### Task material

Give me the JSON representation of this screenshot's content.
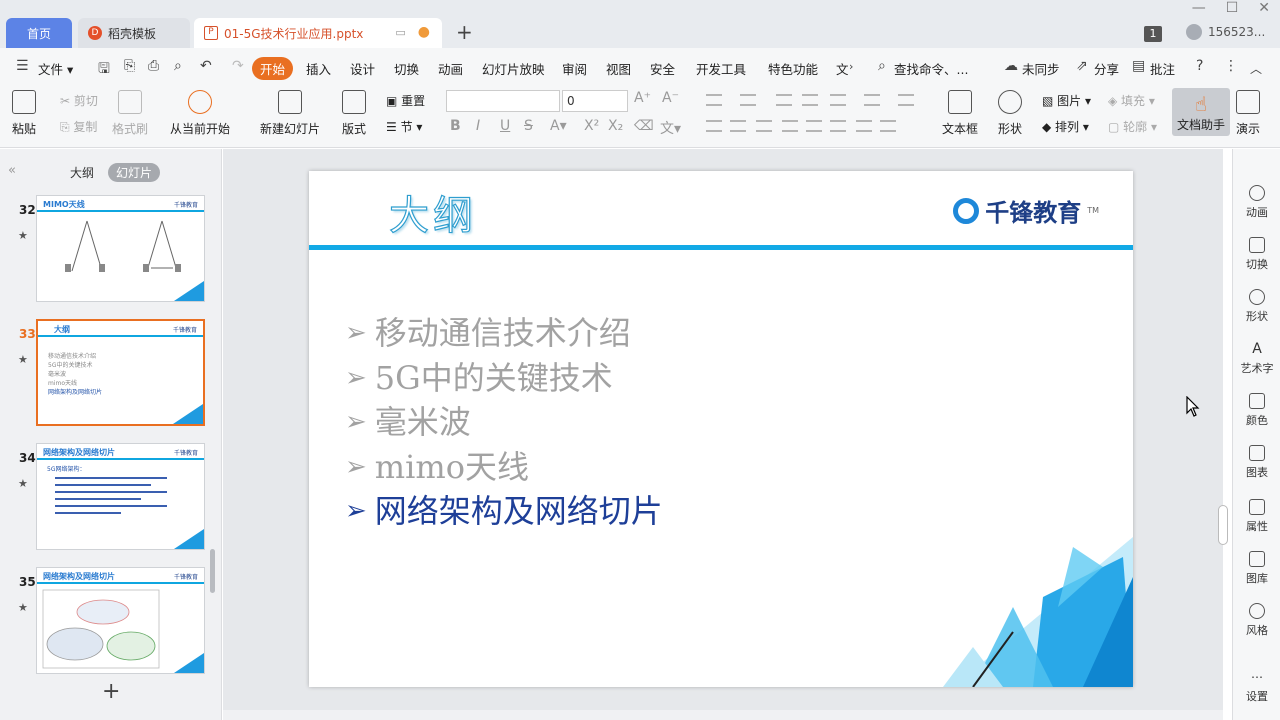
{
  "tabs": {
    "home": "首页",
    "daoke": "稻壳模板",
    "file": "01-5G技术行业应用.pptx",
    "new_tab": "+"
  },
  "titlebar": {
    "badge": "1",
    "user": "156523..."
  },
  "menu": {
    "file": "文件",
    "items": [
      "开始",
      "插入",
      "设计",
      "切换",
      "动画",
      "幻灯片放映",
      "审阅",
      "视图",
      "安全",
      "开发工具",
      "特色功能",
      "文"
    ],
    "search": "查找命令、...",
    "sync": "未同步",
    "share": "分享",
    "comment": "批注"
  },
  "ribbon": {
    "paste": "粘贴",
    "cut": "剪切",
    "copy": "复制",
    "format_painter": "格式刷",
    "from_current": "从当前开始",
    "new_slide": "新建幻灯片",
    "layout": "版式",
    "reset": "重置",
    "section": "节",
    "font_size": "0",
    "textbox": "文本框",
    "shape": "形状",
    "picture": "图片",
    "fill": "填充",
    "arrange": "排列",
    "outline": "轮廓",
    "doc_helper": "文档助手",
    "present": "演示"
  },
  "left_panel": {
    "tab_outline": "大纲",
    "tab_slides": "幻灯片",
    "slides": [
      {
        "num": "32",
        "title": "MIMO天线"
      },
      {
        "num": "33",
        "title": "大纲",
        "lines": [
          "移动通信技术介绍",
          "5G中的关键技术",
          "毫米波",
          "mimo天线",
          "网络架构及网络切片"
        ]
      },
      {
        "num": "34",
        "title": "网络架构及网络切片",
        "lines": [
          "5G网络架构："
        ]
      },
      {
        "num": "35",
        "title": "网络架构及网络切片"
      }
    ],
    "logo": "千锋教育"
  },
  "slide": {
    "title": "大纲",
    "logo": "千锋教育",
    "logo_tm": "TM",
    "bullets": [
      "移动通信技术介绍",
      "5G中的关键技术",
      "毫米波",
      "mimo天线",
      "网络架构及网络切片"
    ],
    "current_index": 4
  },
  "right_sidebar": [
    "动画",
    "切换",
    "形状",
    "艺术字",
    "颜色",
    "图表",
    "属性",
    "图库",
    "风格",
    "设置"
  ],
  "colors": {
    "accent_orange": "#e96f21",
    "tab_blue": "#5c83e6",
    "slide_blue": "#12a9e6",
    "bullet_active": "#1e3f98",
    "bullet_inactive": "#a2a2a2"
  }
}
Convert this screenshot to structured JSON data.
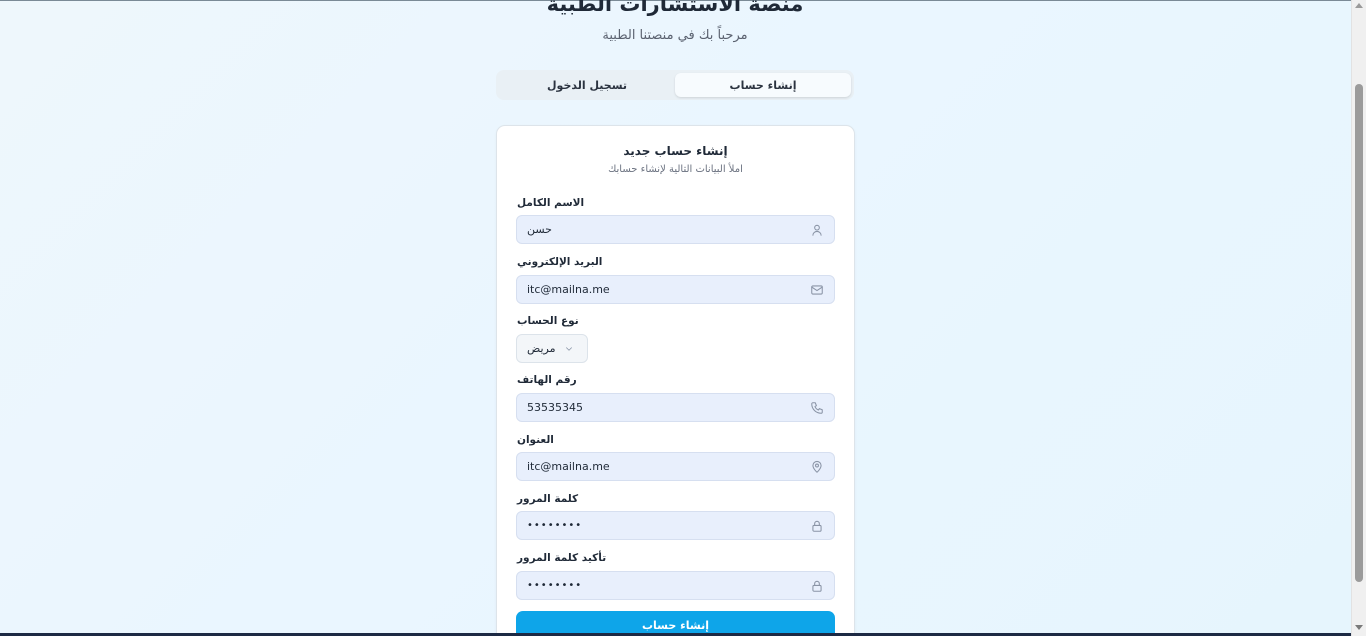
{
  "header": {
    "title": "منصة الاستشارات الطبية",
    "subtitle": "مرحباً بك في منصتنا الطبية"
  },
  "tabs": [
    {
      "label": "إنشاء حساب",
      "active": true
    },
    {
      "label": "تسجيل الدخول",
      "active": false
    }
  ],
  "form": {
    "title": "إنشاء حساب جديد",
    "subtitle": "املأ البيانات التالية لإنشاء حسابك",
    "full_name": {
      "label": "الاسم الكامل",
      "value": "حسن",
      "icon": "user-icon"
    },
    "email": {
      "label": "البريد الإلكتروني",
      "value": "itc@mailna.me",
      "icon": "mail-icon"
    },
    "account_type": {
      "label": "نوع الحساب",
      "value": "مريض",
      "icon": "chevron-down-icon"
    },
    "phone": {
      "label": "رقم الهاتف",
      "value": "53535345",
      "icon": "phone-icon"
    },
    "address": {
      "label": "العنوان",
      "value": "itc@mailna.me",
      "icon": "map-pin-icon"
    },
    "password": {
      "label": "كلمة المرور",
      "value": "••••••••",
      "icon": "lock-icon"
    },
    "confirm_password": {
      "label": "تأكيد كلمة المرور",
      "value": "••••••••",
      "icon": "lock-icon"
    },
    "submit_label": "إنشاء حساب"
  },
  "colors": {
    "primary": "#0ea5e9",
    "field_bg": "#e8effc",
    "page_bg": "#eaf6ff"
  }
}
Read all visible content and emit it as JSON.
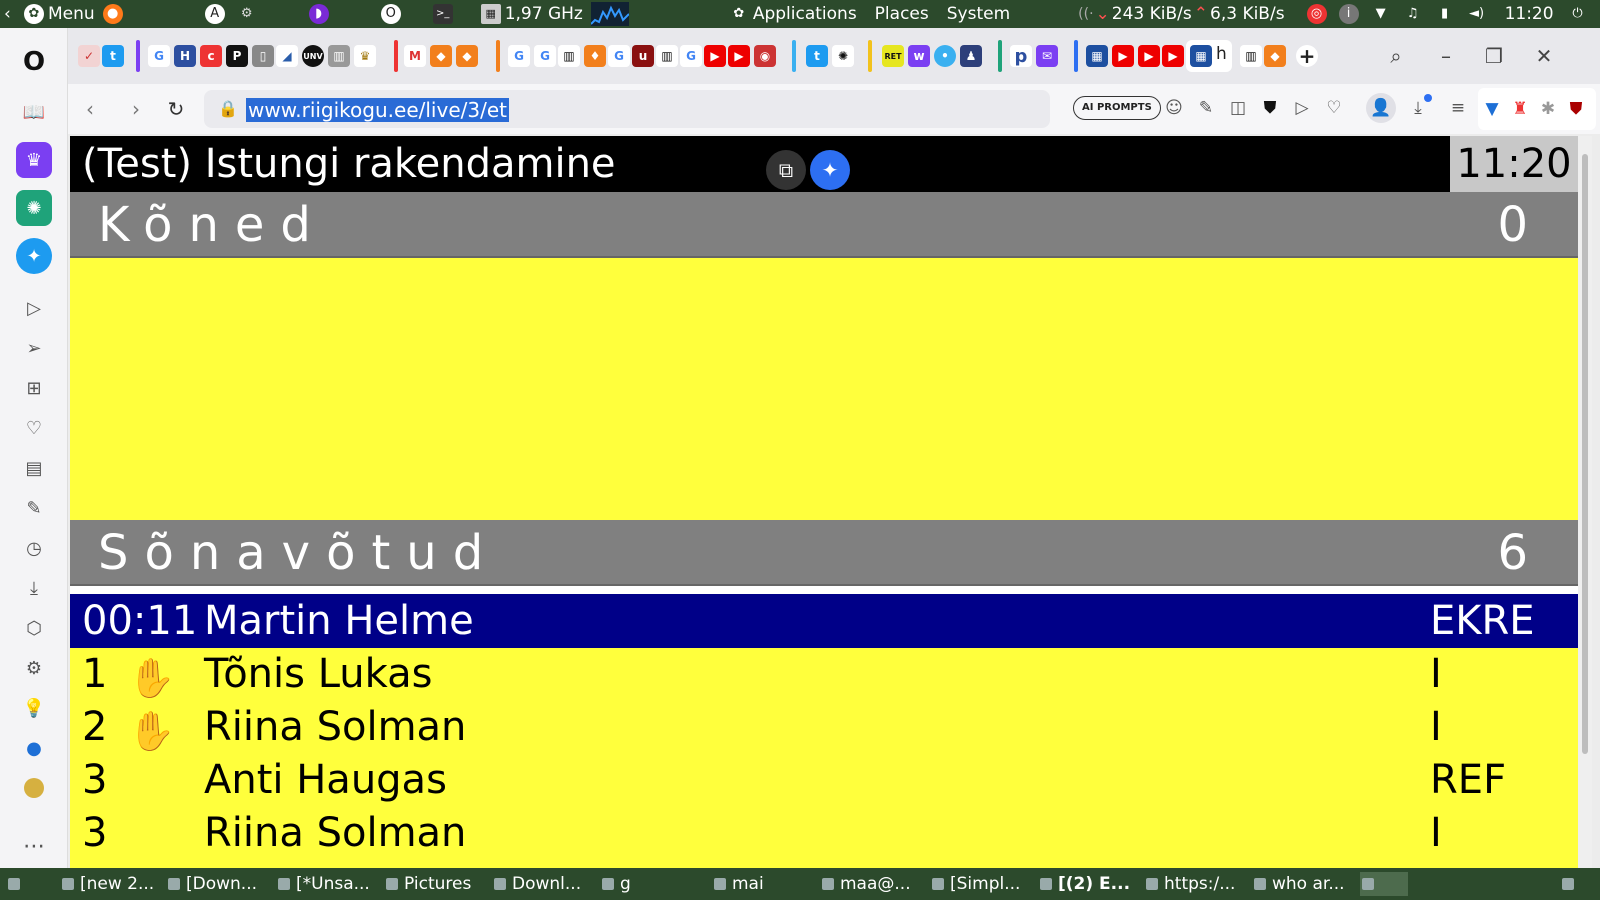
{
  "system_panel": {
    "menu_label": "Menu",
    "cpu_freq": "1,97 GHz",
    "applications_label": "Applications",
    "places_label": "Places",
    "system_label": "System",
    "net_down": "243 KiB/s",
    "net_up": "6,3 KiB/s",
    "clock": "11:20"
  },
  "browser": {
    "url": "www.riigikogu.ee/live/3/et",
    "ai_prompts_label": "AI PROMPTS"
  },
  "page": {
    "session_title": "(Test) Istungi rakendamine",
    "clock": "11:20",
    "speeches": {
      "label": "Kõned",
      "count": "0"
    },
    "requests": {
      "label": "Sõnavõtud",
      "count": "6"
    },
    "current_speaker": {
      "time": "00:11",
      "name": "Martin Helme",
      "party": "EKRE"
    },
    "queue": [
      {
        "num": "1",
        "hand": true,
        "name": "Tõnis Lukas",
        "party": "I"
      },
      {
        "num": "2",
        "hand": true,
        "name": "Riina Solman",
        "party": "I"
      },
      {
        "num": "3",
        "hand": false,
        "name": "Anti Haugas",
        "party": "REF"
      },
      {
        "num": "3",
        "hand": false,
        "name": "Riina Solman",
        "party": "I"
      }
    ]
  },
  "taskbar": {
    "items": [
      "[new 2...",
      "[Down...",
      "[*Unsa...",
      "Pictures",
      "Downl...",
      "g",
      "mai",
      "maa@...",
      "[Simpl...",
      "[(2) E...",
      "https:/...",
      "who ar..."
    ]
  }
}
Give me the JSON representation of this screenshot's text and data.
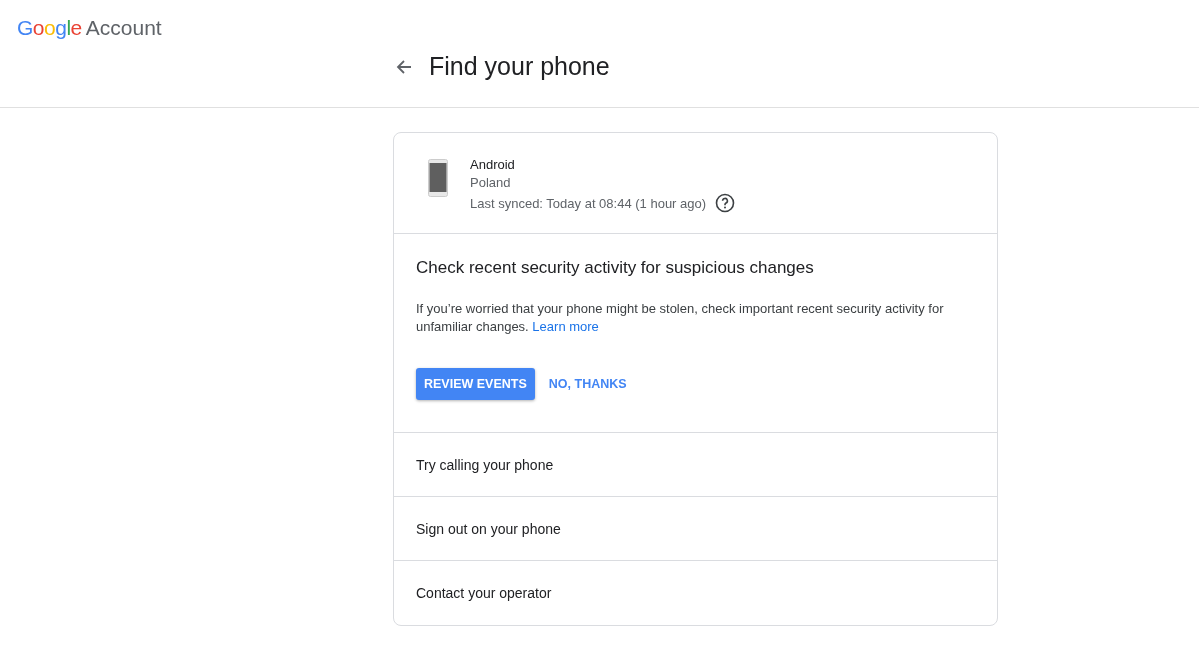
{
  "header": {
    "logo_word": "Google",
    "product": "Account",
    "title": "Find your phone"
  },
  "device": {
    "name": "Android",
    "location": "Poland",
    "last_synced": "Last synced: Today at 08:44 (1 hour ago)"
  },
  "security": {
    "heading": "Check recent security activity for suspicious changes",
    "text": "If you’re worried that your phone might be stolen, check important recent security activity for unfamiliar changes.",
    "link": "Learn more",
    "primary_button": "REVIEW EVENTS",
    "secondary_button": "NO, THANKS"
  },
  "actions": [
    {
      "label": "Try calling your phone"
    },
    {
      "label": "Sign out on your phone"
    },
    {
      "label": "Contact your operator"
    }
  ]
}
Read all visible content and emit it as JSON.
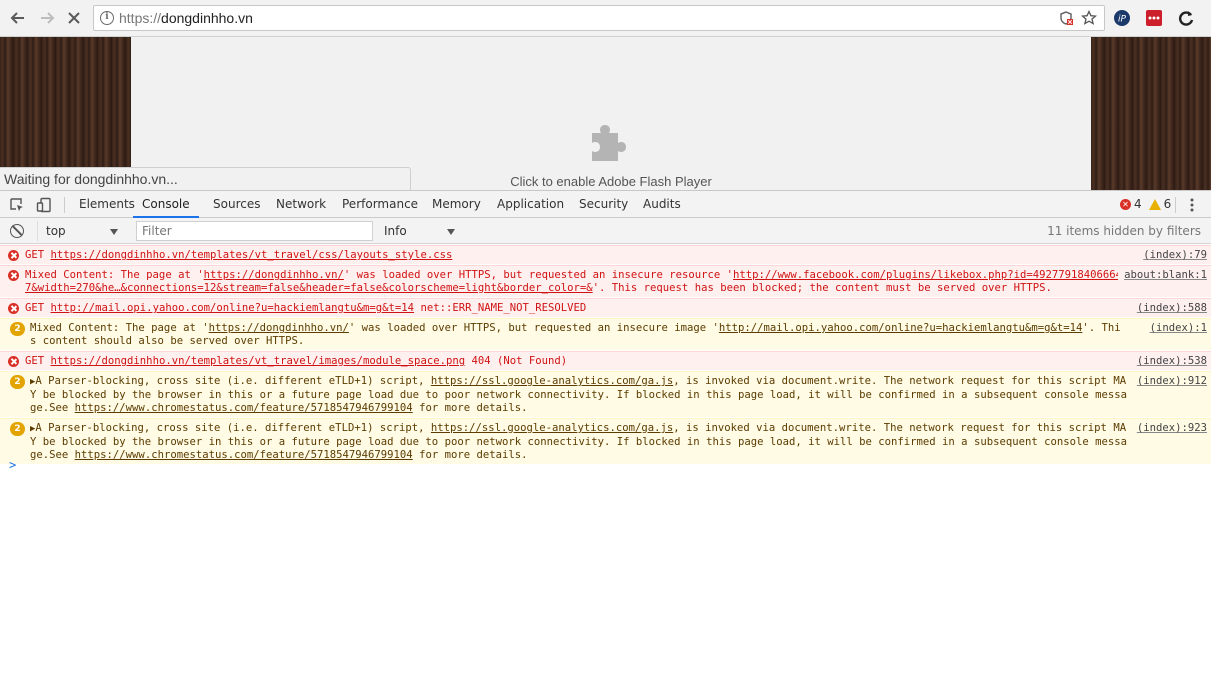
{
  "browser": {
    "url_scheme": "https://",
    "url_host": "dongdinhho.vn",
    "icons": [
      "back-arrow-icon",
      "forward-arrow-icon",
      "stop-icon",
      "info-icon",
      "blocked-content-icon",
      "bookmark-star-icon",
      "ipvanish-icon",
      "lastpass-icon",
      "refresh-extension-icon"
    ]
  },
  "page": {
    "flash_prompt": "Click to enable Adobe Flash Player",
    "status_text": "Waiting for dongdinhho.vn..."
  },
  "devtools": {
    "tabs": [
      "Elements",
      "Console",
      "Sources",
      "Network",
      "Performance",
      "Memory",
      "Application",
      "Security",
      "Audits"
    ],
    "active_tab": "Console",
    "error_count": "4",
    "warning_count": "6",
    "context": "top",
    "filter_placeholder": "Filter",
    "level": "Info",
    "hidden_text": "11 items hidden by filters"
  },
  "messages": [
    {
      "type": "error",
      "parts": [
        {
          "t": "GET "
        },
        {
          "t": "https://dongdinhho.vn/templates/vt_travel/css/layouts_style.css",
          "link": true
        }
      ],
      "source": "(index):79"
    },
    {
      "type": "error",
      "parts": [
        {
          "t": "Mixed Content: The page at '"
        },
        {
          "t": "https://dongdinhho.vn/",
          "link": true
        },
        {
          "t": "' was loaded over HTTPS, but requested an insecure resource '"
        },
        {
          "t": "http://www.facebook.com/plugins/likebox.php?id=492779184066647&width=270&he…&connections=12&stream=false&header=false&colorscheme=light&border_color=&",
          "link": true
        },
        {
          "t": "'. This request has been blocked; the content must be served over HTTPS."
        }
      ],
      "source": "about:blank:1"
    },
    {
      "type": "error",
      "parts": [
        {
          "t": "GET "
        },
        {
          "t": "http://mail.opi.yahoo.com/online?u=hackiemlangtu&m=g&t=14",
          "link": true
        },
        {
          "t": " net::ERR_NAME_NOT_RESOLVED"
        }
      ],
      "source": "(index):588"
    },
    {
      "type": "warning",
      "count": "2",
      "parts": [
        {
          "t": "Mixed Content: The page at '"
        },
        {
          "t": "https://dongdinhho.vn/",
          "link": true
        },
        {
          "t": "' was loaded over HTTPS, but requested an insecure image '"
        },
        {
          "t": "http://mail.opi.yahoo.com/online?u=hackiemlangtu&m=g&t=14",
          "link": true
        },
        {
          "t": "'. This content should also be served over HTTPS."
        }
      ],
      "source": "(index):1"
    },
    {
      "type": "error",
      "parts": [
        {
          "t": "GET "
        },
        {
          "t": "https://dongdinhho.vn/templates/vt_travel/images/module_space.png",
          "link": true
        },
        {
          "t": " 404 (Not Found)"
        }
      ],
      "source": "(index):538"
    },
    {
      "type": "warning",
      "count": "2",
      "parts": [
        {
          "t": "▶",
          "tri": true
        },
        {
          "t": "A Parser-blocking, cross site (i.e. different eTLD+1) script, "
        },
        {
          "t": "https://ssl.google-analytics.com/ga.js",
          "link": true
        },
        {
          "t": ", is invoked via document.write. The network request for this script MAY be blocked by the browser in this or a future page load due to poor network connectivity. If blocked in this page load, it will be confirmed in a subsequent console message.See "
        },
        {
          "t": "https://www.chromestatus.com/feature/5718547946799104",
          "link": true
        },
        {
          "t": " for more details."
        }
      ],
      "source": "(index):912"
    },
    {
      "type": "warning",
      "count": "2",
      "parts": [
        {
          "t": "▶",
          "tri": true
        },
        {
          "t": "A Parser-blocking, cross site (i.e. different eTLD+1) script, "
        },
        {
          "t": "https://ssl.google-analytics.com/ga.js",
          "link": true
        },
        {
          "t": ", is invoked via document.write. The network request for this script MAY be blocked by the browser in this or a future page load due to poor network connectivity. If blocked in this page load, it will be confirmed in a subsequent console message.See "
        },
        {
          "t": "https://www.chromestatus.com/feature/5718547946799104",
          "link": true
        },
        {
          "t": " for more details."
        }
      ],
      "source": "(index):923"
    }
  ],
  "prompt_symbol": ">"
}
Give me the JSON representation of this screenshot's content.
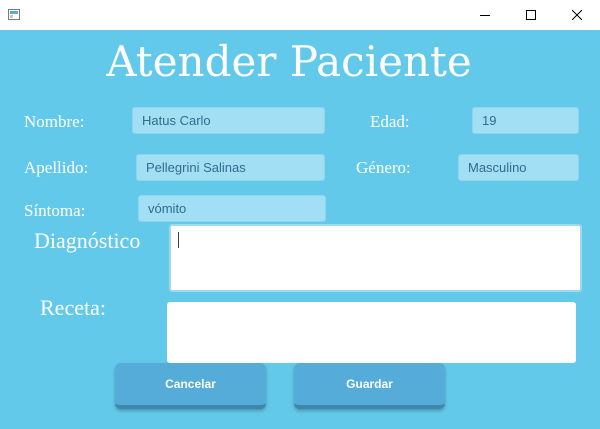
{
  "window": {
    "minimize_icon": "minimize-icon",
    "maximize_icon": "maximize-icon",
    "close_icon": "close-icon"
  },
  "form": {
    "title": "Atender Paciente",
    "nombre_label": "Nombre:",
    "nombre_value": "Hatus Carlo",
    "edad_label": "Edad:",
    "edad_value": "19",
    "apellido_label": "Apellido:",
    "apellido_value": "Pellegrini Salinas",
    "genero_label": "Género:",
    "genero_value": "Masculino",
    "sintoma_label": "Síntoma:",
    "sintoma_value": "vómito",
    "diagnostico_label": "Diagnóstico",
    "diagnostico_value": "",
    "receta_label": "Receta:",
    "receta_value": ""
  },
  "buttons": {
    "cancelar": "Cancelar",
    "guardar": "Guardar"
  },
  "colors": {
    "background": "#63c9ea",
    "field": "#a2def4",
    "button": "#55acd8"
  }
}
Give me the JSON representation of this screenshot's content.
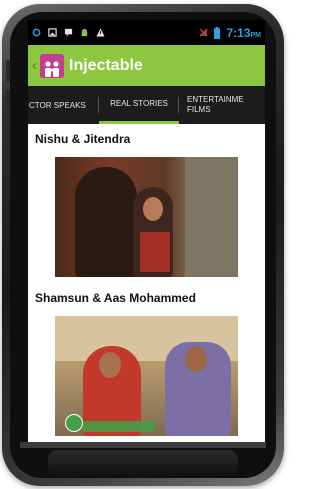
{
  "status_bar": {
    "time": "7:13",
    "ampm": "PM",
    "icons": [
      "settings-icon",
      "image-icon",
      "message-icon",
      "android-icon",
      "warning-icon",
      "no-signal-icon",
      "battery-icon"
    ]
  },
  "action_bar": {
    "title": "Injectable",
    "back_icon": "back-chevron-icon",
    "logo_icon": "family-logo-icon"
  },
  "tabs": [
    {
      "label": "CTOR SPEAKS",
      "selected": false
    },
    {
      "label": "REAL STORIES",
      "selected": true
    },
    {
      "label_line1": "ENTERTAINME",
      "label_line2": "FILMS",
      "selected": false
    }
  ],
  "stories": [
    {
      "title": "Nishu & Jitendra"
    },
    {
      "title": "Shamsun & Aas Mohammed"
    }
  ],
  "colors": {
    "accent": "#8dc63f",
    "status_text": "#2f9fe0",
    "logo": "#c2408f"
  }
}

### Task brief
Count the lines in the records above that contain the word "insecure", and give only that number.

### Solution to this task
2